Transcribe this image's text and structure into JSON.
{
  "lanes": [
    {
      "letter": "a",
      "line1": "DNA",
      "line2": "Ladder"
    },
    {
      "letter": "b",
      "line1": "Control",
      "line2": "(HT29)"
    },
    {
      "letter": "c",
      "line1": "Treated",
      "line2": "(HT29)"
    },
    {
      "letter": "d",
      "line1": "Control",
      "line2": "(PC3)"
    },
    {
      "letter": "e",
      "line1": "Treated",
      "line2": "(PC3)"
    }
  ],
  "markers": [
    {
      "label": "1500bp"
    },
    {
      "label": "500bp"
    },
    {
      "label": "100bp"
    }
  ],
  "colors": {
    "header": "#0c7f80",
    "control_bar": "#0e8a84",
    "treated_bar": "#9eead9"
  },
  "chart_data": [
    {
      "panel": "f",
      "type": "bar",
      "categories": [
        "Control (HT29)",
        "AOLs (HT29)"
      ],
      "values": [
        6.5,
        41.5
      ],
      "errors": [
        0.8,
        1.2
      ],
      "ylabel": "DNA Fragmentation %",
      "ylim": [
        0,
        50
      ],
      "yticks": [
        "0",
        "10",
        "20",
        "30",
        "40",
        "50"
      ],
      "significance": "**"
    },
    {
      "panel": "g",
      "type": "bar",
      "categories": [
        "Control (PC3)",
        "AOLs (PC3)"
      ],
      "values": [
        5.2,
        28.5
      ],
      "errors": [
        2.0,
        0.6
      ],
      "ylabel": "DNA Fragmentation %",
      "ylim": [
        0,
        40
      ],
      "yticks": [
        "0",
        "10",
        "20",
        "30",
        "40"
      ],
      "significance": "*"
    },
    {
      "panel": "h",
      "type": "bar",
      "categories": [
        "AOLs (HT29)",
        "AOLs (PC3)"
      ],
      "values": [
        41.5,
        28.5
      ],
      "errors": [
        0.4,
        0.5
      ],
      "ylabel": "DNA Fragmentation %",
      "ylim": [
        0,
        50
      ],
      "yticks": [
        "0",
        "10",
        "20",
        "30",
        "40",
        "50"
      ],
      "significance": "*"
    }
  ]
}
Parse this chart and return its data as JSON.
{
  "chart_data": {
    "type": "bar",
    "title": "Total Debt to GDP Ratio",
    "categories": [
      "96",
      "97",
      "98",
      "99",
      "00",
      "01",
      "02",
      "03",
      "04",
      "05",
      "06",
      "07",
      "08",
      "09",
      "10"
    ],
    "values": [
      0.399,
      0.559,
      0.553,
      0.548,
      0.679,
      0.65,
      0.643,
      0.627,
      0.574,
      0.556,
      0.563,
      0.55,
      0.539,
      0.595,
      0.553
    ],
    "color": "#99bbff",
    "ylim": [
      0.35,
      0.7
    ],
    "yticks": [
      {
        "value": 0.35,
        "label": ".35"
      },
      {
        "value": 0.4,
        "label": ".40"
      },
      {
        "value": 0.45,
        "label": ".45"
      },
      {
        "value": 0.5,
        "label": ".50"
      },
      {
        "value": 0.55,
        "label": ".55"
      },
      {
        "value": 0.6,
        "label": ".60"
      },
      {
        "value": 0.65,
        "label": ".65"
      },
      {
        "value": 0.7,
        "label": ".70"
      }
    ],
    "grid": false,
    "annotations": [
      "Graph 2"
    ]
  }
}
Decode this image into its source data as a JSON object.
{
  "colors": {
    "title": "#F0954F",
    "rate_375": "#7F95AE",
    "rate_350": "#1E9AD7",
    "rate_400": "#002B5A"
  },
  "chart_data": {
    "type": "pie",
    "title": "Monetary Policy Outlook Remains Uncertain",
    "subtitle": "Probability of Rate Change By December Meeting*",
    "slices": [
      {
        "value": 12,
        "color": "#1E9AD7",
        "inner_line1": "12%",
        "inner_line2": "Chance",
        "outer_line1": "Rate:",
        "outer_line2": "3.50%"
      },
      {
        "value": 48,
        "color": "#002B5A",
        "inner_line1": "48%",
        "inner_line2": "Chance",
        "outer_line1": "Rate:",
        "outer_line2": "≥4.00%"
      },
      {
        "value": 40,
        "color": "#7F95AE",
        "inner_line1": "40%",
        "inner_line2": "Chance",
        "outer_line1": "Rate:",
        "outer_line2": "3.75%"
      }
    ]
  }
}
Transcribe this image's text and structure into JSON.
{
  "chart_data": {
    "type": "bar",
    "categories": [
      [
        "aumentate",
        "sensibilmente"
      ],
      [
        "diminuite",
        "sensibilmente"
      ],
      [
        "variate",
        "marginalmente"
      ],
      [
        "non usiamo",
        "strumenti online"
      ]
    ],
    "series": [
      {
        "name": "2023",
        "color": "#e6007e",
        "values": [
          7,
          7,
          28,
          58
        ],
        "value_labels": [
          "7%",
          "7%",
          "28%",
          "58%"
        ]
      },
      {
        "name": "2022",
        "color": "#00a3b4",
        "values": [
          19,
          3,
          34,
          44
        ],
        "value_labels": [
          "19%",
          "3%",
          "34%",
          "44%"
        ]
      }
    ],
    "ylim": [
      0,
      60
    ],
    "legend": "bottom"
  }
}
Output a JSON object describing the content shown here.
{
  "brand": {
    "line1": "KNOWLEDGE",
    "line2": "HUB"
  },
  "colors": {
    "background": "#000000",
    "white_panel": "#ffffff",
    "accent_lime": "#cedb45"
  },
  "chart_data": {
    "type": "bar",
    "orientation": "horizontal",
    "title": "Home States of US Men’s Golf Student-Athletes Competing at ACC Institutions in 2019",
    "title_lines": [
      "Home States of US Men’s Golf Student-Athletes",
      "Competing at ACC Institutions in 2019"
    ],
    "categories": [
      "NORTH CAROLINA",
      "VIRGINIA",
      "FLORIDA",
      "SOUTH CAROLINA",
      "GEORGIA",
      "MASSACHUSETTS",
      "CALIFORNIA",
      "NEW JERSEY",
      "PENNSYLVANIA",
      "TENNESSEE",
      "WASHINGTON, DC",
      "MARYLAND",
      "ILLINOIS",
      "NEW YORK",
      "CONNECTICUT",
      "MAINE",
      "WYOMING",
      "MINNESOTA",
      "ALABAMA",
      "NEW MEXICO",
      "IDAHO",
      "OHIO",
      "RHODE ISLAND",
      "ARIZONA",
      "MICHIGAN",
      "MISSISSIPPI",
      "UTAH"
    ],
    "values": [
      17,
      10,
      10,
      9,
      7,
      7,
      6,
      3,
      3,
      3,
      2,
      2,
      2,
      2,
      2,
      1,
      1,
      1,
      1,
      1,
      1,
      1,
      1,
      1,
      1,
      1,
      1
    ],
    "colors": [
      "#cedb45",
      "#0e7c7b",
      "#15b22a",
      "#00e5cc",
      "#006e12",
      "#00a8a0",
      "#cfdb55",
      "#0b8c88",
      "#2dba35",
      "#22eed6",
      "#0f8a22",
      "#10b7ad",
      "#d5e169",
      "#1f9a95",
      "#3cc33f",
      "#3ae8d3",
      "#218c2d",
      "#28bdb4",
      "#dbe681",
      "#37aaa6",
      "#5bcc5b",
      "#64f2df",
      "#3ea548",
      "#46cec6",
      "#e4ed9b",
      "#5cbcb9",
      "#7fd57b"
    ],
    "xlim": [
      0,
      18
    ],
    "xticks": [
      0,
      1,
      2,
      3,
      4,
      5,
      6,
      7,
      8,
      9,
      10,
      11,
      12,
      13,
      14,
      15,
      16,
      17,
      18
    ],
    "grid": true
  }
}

◆ **Aim**:
Print the entries exactly. Include every one.

◆ **Task response**:
Transcribe this image's text and structure into JSON.
{
  "lanes": [
    {
      "letter": "a",
      "line1": "DNA",
      "line2": "Ladder"
    },
    {
      "letter": "b",
      "line1": "Control",
      "line2": "(HT29)"
    },
    {
      "letter": "c",
      "line1": "Treated",
      "line2": "(HT29)"
    },
    {
      "letter": "d",
      "line1": "Control",
      "line2": "(PC3)"
    },
    {
      "letter": "e",
      "line1": "Treated",
      "line2": "(PC3)"
    }
  ],
  "markers": [
    {
      "label": "1500bp"
    },
    {
      "label": "500bp"
    },
    {
      "label": "100bp"
    }
  ],
  "colors": {
    "header": "#0c7f80",
    "control_bar": "#0e8a84",
    "treated_bar": "#9eead9"
  },
  "chart_data": [
    {
      "panel": "f",
      "type": "bar",
      "categories": [
        "Control (HT29)",
        "AOLs (HT29)"
      ],
      "values": [
        6.5,
        41.5
      ],
      "errors": [
        0.8,
        1.2
      ],
      "ylabel": "DNA Fragmentation %",
      "ylim": [
        0,
        50
      ],
      "yticks": [
        "0",
        "10",
        "20",
        "30",
        "40",
        "50"
      ],
      "significance": "**"
    },
    {
      "panel": "g",
      "type": "bar",
      "categories": [
        "Control (PC3)",
        "AOLs (PC3)"
      ],
      "values": [
        5.2,
        28.5
      ],
      "errors": [
        2.0,
        0.6
      ],
      "ylabel": "DNA Fragmentation %",
      "ylim": [
        0,
        40
      ],
      "yticks": [
        "0",
        "10",
        "20",
        "30",
        "40"
      ],
      "significance": "*"
    },
    {
      "panel": "h",
      "type": "bar",
      "categories": [
        "AOLs (HT29)",
        "AOLs (PC3)"
      ],
      "values": [
        41.5,
        28.5
      ],
      "errors": [
        0.4,
        0.5
      ],
      "ylabel": "DNA Fragmentation %",
      "ylim": [
        0,
        50
      ],
      "yticks": [
        "0",
        "10",
        "20",
        "30",
        "40",
        "50"
      ],
      "significance": "*"
    }
  ]
}
Parse this chart and return its data as JSON.
{
  "chart_data": {
    "type": "bar",
    "title": "Total Debt to GDP Ratio",
    "categories": [
      "96",
      "97",
      "98",
      "99",
      "00",
      "01",
      "02",
      "03",
      "04",
      "05",
      "06",
      "07",
      "08",
      "09",
      "10"
    ],
    "values": [
      0.399,
      0.559,
      0.553,
      0.548,
      0.679,
      0.65,
      0.643,
      0.627,
      0.574,
      0.556,
      0.563,
      0.55,
      0.539,
      0.595,
      0.553
    ],
    "color": "#99bbff",
    "ylim": [
      0.35,
      0.7
    ],
    "yticks": [
      {
        "value": 0.35,
        "label": ".35"
      },
      {
        "value": 0.4,
        "label": ".40"
      },
      {
        "value": 0.45,
        "label": ".45"
      },
      {
        "value": 0.5,
        "label": ".50"
      },
      {
        "value": 0.55,
        "label": ".55"
      },
      {
        "value": 0.6,
        "label": ".60"
      },
      {
        "value": 0.65,
        "label": ".65"
      },
      {
        "value": 0.7,
        "label": ".70"
      }
    ],
    "grid": false,
    "annotations": [
      "Graph 2"
    ]
  }
}
Decode this image into its source data as a JSON object.
{
  "colors": {
    "title": "#F0954F",
    "rate_375": "#7F95AE",
    "rate_350": "#1E9AD7",
    "rate_400": "#002B5A"
  },
  "chart_data": {
    "type": "pie",
    "title": "Monetary Policy Outlook Remains Uncertain",
    "subtitle": "Probability of Rate Change By December Meeting*",
    "slices": [
      {
        "value": 12,
        "color": "#1E9AD7",
        "inner_line1": "12%",
        "inner_line2": "Chance",
        "outer_line1": "Rate:",
        "outer_line2": "3.50%"
      },
      {
        "value": 48,
        "color": "#002B5A",
        "inner_line1": "48%",
        "inner_line2": "Chance",
        "outer_line1": "Rate:",
        "outer_line2": "≥4.00%"
      },
      {
        "value": 40,
        "color": "#7F95AE",
        "inner_line1": "40%",
        "inner_line2": "Chance",
        "outer_line1": "Rate:",
        "outer_line2": "3.75%"
      }
    ]
  }
}
Transcribe this image's text and structure into JSON.
{
  "chart_data": {
    "type": "bar",
    "categories": [
      [
        "aumentate",
        "sensibilmente"
      ],
      [
        "diminuite",
        "sensibilmente"
      ],
      [
        "variate",
        "marginalmente"
      ],
      [
        "non usiamo",
        "strumenti online"
      ]
    ],
    "series": [
      {
        "name": "2023",
        "color": "#e6007e",
        "values": [
          7,
          7,
          28,
          58
        ],
        "value_labels": [
          "7%",
          "7%",
          "28%",
          "58%"
        ]
      },
      {
        "name": "2022",
        "color": "#00a3b4",
        "values": [
          19,
          3,
          34,
          44
        ],
        "value_labels": [
          "19%",
          "3%",
          "34%",
          "44%"
        ]
      }
    ],
    "ylim": [
      0,
      60
    ],
    "legend": "bottom"
  }
}
Output a JSON object describing the content shown here.
{
  "brand": {
    "line1": "KNOWLEDGE",
    "line2": "HUB"
  },
  "colors": {
    "background": "#000000",
    "white_panel": "#ffffff",
    "accent_lime": "#cedb45"
  },
  "chart_data": {
    "type": "bar",
    "orientation": "horizontal",
    "title": "Home States of US Men’s Golf Student-Athletes Competing at ACC Institutions in 2019",
    "title_lines": [
      "Home States of US Men’s Golf Student-Athletes",
      "Competing at ACC Institutions in 2019"
    ],
    "categories": [
      "NORTH CAROLINA",
      "VIRGINIA",
      "FLORIDA",
      "SOUTH CAROLINA",
      "GEORGIA",
      "MASSACHUSETTS",
      "CALIFORNIA",
      "NEW JERSEY",
      "PENNSYLVANIA",
      "TENNESSEE",
      "WASHINGTON, DC",
      "MARYLAND",
      "ILLINOIS",
      "NEW YORK",
      "CONNECTICUT",
      "MAINE",
      "WYOMING",
      "MINNESOTA",
      "ALABAMA",
      "NEW MEXICO",
      "IDAHO",
      "OHIO",
      "RHODE ISLAND",
      "ARIZONA",
      "MICHIGAN",
      "MISSISSIPPI",
      "UTAH"
    ],
    "values": [
      17,
      10,
      10,
      9,
      7,
      7,
      6,
      3,
      3,
      3,
      2,
      2,
      2,
      2,
      2,
      1,
      1,
      1,
      1,
      1,
      1,
      1,
      1,
      1,
      1,
      1,
      1
    ],
    "colors": [
      "#cedb45",
      "#0e7c7b",
      "#15b22a",
      "#00e5cc",
      "#006e12",
      "#00a8a0",
      "#cfdb55",
      "#0b8c88",
      "#2dba35",
      "#22eed6",
      "#0f8a22",
      "#10b7ad",
      "#d5e169",
      "#1f9a95",
      "#3cc33f",
      "#3ae8d3",
      "#218c2d",
      "#28bdb4",
      "#dbe681",
      "#37aaa6",
      "#5bcc5b",
      "#64f2df",
      "#3ea548",
      "#46cec6",
      "#e4ed9b",
      "#5cbcb9",
      "#7fd57b"
    ],
    "xlim": [
      0,
      18
    ],
    "xticks": [
      0,
      1,
      2,
      3,
      4,
      5,
      6,
      7,
      8,
      9,
      10,
      11,
      12,
      13,
      14,
      15,
      16,
      17,
      18
    ],
    "grid": true
  }
}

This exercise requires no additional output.